[INSTRUCTIONS TO FOLLOW]
Go through the entries below and write each one out exactly.

(Saved entries)
■ ■ ■
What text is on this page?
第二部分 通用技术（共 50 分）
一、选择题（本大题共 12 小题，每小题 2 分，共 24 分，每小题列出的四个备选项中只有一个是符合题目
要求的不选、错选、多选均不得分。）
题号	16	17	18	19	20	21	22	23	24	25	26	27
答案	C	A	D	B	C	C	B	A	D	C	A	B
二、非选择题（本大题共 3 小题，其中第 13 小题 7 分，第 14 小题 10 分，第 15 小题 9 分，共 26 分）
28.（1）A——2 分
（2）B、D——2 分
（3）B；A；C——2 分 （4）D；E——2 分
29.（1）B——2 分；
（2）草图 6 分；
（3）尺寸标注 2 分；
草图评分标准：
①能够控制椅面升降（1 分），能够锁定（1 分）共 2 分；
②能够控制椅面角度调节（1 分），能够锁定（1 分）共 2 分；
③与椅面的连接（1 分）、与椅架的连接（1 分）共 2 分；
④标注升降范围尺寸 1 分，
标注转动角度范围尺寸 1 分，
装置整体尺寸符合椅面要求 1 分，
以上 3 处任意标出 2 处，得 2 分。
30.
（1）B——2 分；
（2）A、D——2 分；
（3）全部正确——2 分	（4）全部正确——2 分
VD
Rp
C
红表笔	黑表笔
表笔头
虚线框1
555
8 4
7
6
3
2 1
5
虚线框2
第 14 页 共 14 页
■ ■ ■
[REPLY TO THE EXERCISE]
What text is on this page?
第二部分 通用技术（共 50 分）
一、选择题（本大题共 12 小题，每小题 2 分，共 24 分，每小题列出的四个备选项中只有一个是符合题目
要求的不选、错选、多选均不得分。）
题号	16	17	18	19	20	21	22	23	24	25	26	27
答案	C	A	D	B	C	C	B	A	D	C	A	B
二、非选择题（本大题共 3 小题，其中第 13 小题 7 分，第 14 小题 10 分，第 15 小题 9 分，共 26 分）
28.（1）A——2 分
（2）B、D——2 分
（3）B；A；C——2 分 （4）D；E——2 分
29.（1）B——2 分；
（2）草图 6 分；
（3）尺寸标注 2 分；
草图评分标准：
①能够控制椅面升降（1 分），能够锁定（1 分）共 2 分；
②能够控制椅面角度调节（1 分），能够锁定（1 分）共 2 分；
③与椅面的连接（1 分）、与椅架的连接（1 分）共 2 分；
④标注升降范围尺寸 1 分，
标注转动角度范围尺寸 1 分，
装置整体尺寸符合椅面要求 1 分，
以上 3 处任意标出 2 处，得 2 分。
30.
（1）B——2 分；
（2）A、D——2 分；
（3）全部正确——2 分	（4）全部正确——2 分
VD
Rp
C
红表笔	黑表笔
表笔头
虚线框1
555
8 4
7
6
3
2 1
5
虚线框2
第 14 页 共 14 页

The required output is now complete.